DATA PROVIDED:

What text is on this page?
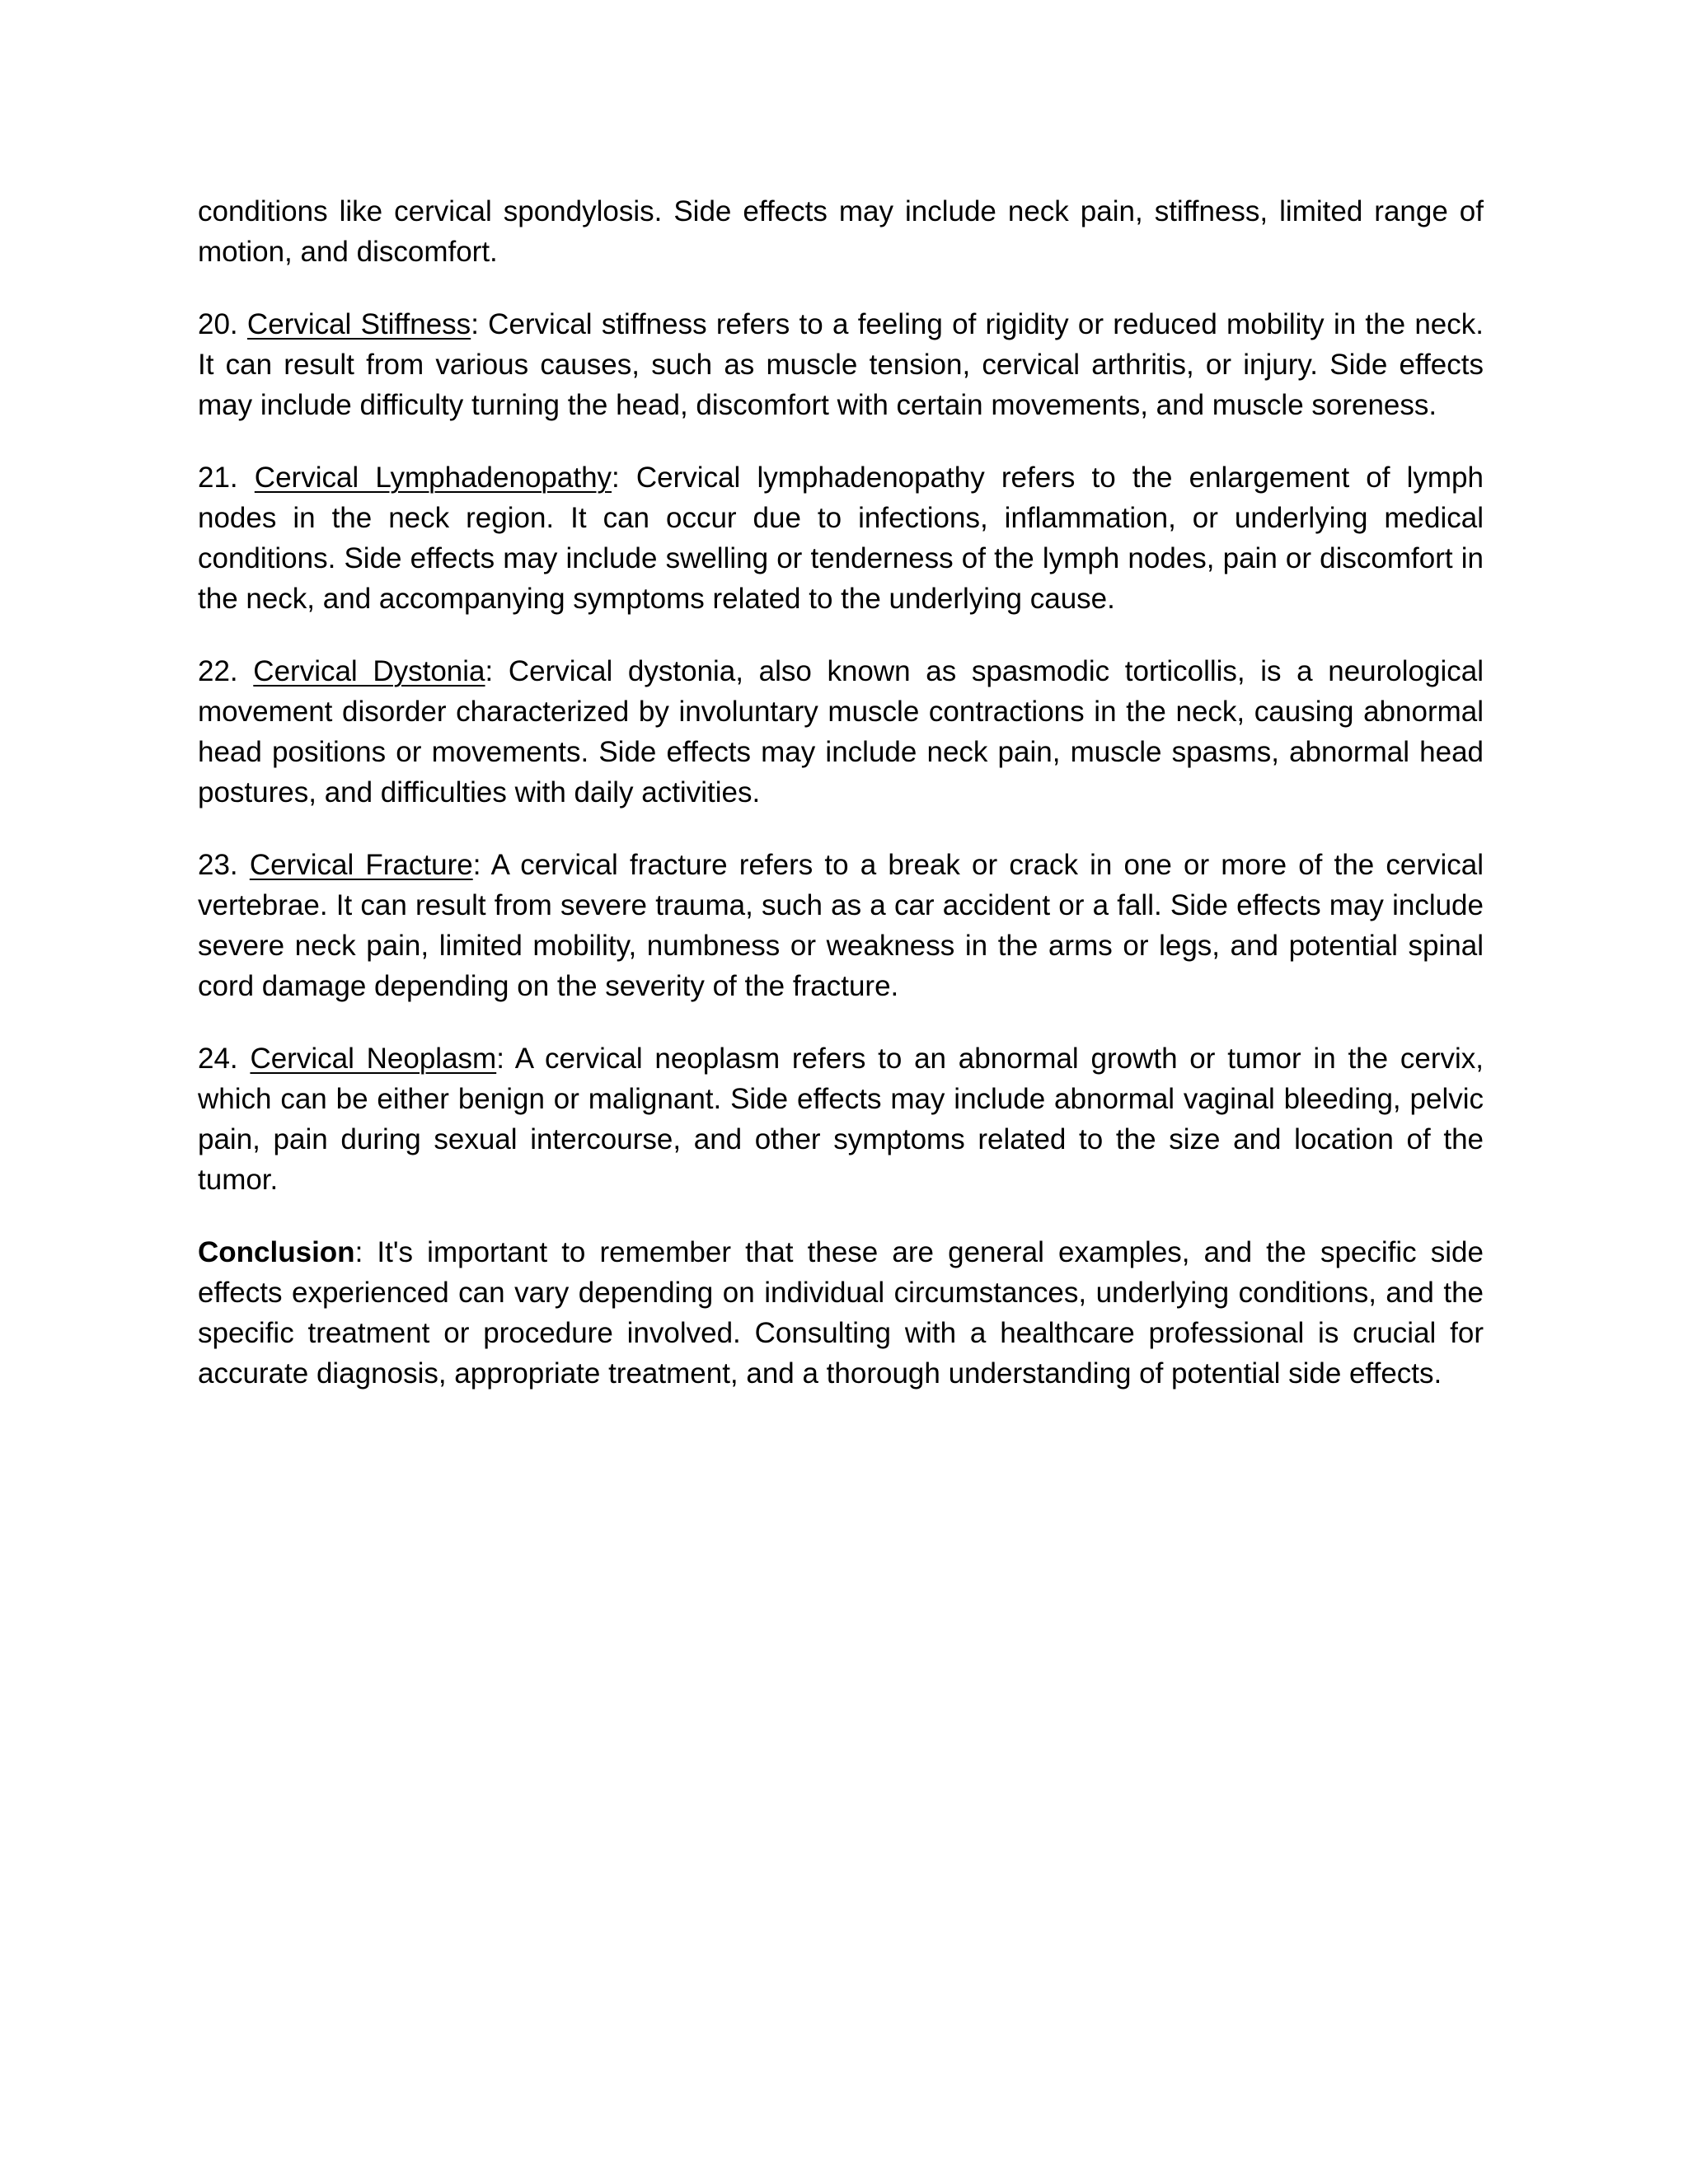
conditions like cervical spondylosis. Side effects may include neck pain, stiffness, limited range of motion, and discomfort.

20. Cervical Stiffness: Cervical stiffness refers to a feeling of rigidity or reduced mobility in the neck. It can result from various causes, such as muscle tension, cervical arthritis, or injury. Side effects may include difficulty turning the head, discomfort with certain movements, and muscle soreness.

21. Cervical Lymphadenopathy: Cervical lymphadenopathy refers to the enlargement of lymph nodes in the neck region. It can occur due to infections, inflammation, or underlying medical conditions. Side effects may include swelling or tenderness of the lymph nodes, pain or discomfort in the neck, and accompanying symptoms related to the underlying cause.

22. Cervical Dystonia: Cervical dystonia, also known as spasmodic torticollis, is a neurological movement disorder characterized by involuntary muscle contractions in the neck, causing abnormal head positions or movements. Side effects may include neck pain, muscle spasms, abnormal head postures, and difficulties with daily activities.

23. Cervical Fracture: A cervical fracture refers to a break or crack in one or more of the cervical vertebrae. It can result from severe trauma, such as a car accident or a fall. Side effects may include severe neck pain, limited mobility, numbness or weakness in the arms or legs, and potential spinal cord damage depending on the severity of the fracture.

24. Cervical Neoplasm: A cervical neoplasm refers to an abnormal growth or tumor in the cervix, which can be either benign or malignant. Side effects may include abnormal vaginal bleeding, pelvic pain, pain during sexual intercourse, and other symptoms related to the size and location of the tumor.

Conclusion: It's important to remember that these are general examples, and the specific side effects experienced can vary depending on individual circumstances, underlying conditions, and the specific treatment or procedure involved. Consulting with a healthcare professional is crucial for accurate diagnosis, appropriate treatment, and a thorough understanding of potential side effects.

...

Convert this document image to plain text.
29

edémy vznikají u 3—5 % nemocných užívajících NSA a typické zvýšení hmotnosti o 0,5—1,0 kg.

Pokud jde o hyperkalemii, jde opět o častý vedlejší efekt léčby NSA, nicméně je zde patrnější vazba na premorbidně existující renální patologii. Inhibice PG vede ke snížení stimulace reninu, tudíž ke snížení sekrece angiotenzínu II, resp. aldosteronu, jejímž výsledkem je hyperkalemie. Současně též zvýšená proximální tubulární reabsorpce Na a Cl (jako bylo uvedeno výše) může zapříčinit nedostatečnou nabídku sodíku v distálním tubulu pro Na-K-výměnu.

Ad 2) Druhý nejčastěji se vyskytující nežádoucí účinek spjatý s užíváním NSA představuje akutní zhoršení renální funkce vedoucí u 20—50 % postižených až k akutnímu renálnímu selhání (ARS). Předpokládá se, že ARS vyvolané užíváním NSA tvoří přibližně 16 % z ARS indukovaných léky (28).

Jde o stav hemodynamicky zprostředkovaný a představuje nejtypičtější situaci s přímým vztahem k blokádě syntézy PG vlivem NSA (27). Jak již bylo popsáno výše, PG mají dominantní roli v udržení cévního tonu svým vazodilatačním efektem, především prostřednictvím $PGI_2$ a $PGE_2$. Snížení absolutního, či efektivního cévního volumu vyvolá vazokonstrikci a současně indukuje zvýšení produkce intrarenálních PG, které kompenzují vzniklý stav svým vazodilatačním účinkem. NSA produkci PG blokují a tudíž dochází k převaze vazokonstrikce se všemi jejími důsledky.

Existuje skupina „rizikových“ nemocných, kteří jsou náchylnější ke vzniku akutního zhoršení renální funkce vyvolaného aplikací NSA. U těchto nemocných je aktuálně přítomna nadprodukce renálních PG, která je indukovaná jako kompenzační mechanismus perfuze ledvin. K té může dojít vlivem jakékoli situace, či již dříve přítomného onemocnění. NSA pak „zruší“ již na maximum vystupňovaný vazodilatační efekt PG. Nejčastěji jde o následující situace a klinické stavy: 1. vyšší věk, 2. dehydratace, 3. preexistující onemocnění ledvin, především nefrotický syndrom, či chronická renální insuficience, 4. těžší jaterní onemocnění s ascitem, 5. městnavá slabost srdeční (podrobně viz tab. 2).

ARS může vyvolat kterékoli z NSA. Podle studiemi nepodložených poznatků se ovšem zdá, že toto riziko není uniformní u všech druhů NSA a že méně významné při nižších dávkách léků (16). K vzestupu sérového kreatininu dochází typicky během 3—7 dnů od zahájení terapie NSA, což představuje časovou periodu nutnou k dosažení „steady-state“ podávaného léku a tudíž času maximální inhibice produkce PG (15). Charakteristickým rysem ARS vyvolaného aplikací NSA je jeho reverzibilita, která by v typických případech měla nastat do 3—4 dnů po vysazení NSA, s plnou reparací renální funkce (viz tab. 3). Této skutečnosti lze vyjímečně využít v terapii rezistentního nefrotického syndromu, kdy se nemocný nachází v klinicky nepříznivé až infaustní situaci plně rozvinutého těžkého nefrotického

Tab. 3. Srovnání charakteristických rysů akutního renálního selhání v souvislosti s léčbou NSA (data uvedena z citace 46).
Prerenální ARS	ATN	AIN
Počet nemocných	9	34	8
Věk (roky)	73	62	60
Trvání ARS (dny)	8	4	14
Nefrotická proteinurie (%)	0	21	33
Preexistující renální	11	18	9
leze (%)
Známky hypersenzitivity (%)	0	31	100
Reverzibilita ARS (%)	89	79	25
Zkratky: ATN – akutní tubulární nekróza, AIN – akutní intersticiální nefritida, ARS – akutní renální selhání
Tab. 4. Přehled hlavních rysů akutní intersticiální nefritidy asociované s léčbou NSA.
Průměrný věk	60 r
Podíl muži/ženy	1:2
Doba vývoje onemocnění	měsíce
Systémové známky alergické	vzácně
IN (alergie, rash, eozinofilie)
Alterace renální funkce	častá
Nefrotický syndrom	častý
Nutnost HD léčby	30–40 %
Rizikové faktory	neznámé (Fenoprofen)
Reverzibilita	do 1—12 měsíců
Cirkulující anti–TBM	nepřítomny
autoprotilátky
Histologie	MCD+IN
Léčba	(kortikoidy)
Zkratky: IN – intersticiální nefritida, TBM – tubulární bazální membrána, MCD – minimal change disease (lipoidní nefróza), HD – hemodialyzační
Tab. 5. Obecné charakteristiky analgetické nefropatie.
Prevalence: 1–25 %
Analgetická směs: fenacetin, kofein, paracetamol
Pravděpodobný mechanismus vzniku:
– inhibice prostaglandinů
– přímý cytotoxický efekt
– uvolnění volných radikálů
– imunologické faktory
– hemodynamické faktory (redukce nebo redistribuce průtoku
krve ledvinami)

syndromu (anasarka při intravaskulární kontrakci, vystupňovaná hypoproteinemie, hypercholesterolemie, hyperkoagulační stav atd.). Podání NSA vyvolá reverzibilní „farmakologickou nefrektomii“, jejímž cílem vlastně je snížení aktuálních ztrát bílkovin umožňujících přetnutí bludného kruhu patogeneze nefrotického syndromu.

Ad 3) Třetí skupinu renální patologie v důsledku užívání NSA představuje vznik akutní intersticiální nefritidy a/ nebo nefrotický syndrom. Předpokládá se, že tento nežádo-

TASK DESCRIPTION: Each line of the material above that includes the word "this" counts once; give the total number alone.

EXERCISE RESPONSE: 2